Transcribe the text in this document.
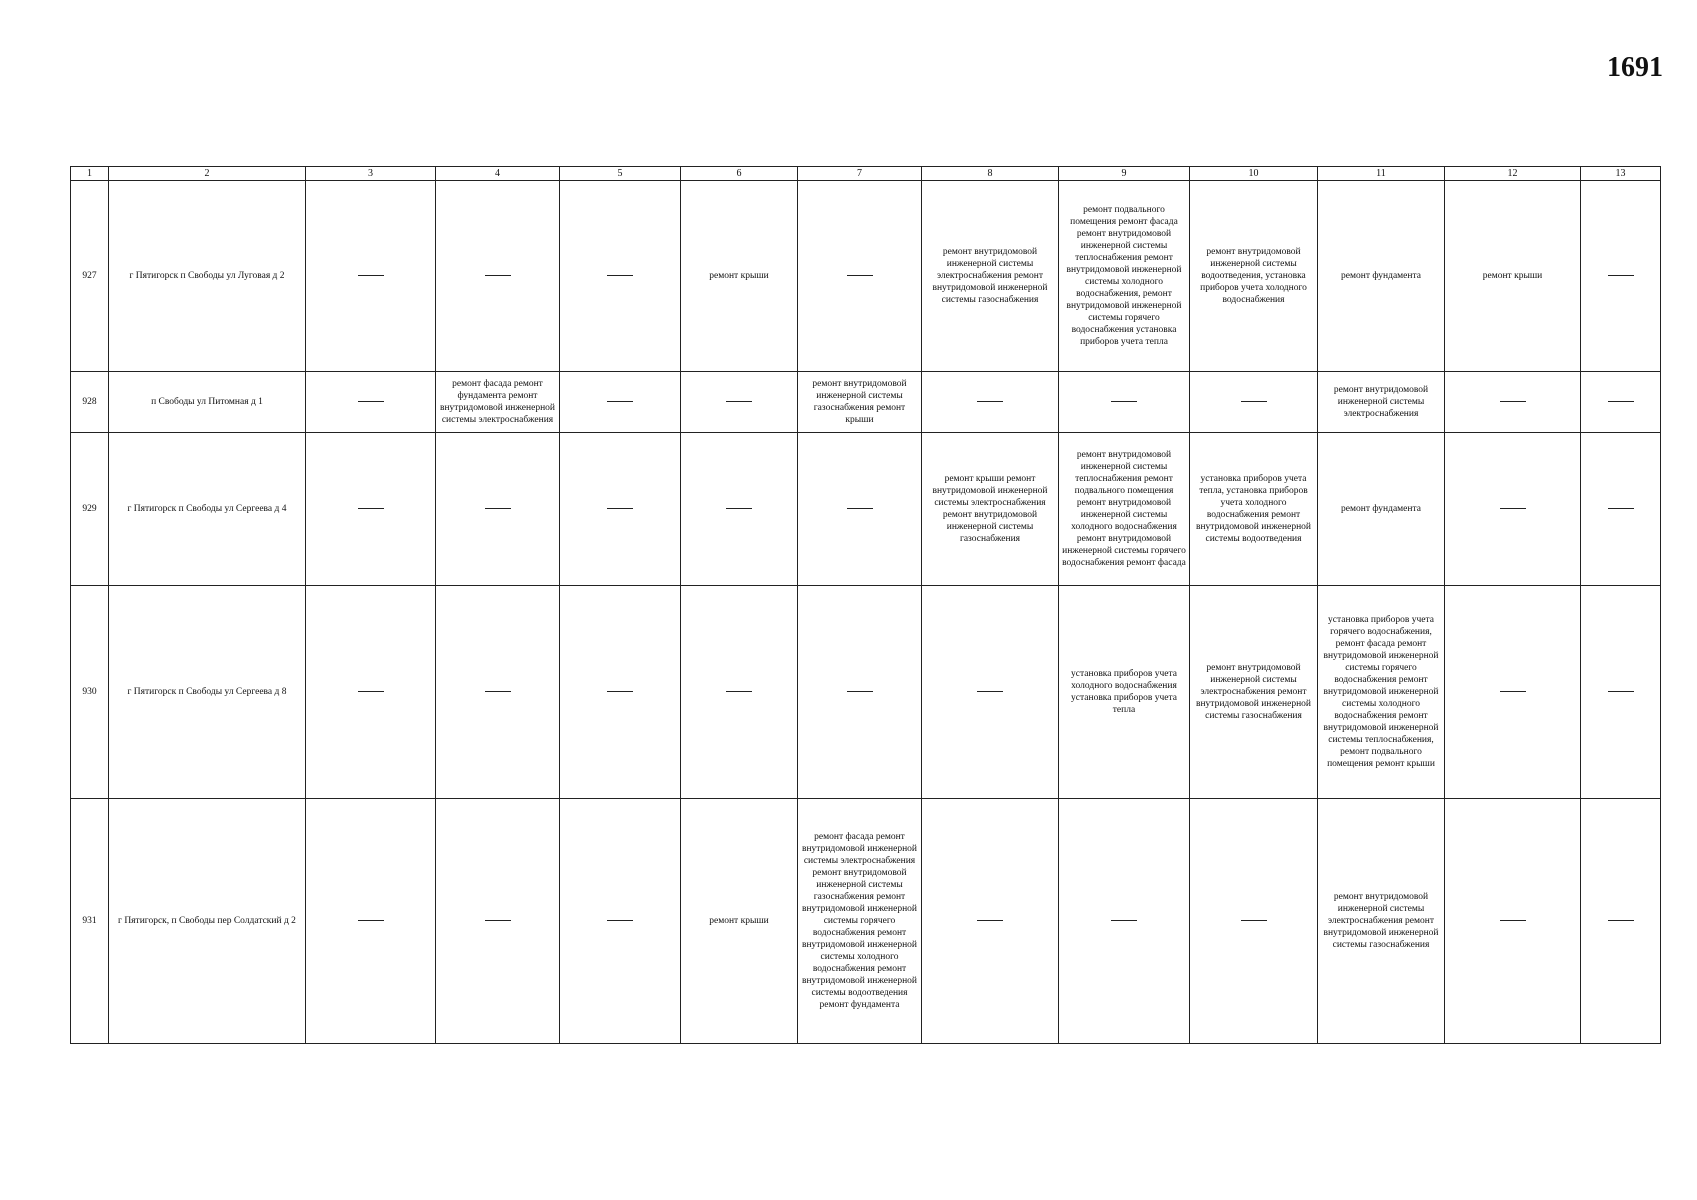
1691
1	2	3	4	5	6	7	8	9	10	11	12	13
927	г Пятигорск п Свободы ул Луговая д 2				ремонт крыши		ремонт внутридомовой инженерной системы электроснабжения ремонт внутридомовой инженерной системы газоснабжения	ремонт подвального помещения ремонт фасада ремонт внутридомовой инженерной системы теплоснабжения ремонт внутридомовой инженерной системы холодного водоснабжения, ремонт внутридомовой инженерной системы горячего водоснабжения установка приборов учета тепла	ремонт внутридомовой инженерной системы водоотведения, установка приборов учета холодного водоснабжения	ремонт фундамента	ремонт крыши	
928	п Свободы ул Питомная д 1		ремонт фасада ремонт фундамента ремонт внутридомовой инженерной системы электроснабжения			ремонт внутридомовой инженерной системы газоснабжения ремонт крыши				ремонт внутридомовой инженерной системы электроснабжения		
929	г Пятигорск п Свободы ул Сергеева д 4						ремонт крыши ремонт внутридомовой инженерной системы электроснабжения ремонт внутридомовой инженерной системы газоснабжения	ремонт внутридомовой инженерной системы теплоснабжения ремонт подвального помещения ремонт внутридомовой инженерной системы холодного водоснабжения ремонт внутридомовой инженерной системы горячего водоснабжения ремонт фасада	установка приборов учета тепла, установка приборов учета холодного водоснабжения ремонт внутридомовой инженерной системы водоотведения	ремонт фундамента		
930	г Пятигорск п Свободы ул Сергеева д 8							установка приборов учета холодного водоснабжения установка приборов учета тепла	ремонт внутридомовой инженерной системы электроснабжения ремонт внутридомовой инженерной системы газоснабжения	установка приборов учета горячего водоснабжения, ремонт фасада ремонт внутридомовой инженерной системы горячего водоснабжения ремонт внутридомовой инженерной системы холодного водоснабжения ремонт внутридомовой инженерной системы теплоснабжения, ремонт подвального помещения ремонт крыши		
931	г Пятигорск, п Свободы пер Солдатский д 2				ремонт крыши	ремонт фасада ремонт внутридомовой инженерной системы электроснабжения ремонт внутридомовой инженерной системы газоснабжения ремонт внутридомовой инженерной системы горячего водоснабжения ремонт внутридомовой инженерной системы холодного водоснабжения ремонт внутридомовой инженерной системы водоотведения ремонт фундамента				ремонт внутридомовой инженерной системы электроснабжения ремонт внутридомовой инженерной системы газоснабжения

□ □ □ □ □

*Given instruction*
Leave out every picture and copy the rest of the records exactly.

*Completed task*
Transcribe the text in this document.
1691
1	2	3	4	5	6	7	8	9	10	11	12	13
927	г Пятигорск п Свободы ул Луговая д 2				ремонт крыши		ремонт внутридомовой инженерной системы электроснабжения ремонт внутридомовой инженерной системы газоснабжения	ремонт подвального помещения ремонт фасада ремонт внутридомовой инженерной системы теплоснабжения ремонт внутридомовой инженерной системы холодного водоснабжения, ремонт внутридомовой инженерной системы горячего водоснабжения установка приборов учета тепла	ремонт внутридомовой инженерной системы водоотведения, установка приборов учета холодного водоснабжения	ремонт фундамента	ремонт крыши	
928	п Свободы ул Питомная д 1		ремонт фасада ремонт фундамента ремонт внутридомовой инженерной системы электроснабжения			ремонт внутридомовой инженерной системы газоснабжения ремонт крыши				ремонт внутридомовой инженерной системы электроснабжения		
929	г Пятигорск п Свободы ул Сергеева д 4						ремонт крыши ремонт внутридомовой инженерной системы электроснабжения ремонт внутридомовой инженерной системы газоснабжения	ремонт внутридомовой инженерной системы теплоснабжения ремонт подвального помещения ремонт внутридомовой инженерной системы холодного водоснабжения ремонт внутридомовой инженерной системы горячего водоснабжения ремонт фасада	установка приборов учета тепла, установка приборов учета холодного водоснабжения ремонт внутридомовой инженерной системы водоотведения	ремонт фундамента		
930	г Пятигорск п Свободы ул Сергеева д 8							установка приборов учета холодного водоснабжения установка приборов учета тепла	ремонт внутридомовой инженерной системы электроснабжения ремонт внутридомовой инженерной системы газоснабжения	установка приборов учета горячего водоснабжения, ремонт фасада ремонт внутридомовой инженерной системы горячего водоснабжения ремонт внутридомовой инженерной системы холодного водоснабжения ремонт внутридомовой инженерной системы теплоснабжения, ремонт подвального помещения ремонт крыши		
931	г Пятигорск, п Свободы пер Солдатский д 2				ремонт крыши	ремонт фасада ремонт внутридомовой инженерной системы электроснабжения ремонт внутридомовой инженерной системы газоснабжения ремонт внутридомовой инженерной системы горячего водоснабжения ремонт внутридомовой инженерной системы холодного водоснабжения ремонт внутридомовой инженерной системы водоотведения ремонт фундамента				ремонт внутридомовой инженерной системы электроснабжения ремонт внутридомовой инженерной системы газоснабжения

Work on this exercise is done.